* Begin Recorded information *
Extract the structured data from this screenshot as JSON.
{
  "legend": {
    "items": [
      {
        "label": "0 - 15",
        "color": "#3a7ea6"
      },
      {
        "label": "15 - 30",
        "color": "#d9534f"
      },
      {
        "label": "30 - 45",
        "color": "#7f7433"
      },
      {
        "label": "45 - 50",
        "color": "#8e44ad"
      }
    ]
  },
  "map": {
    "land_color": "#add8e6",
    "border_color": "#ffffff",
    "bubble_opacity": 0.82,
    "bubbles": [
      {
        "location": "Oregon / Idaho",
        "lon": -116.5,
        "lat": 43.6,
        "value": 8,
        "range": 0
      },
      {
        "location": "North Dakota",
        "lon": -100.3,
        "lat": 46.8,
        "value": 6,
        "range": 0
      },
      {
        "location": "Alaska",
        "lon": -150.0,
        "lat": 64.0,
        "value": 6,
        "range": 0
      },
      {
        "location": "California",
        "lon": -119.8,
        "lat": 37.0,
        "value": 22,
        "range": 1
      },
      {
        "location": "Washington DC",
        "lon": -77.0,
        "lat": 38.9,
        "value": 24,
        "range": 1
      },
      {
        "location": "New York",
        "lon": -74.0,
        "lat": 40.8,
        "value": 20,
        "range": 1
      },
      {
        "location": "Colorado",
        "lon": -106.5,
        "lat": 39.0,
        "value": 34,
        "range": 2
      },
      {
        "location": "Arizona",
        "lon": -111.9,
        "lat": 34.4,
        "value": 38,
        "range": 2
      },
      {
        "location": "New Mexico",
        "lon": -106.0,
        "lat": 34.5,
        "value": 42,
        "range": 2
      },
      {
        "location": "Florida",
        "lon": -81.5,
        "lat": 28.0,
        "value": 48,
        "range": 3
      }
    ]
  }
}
* End Recorded information *
§ **Work to complete**: From the records, copy every line that has the string "location" in it.

§ **Output for this exercise**:
        "location": "Oregon / Idaho",
        "location": "North Dakota",
        "location": "Alaska",
        "location": "California",
        "location": "Washington DC",
        "location": "New York",
        "location": "Colorado",
        "location": "Arizona",
        "location": "New Mexico",
        "location": "Florida",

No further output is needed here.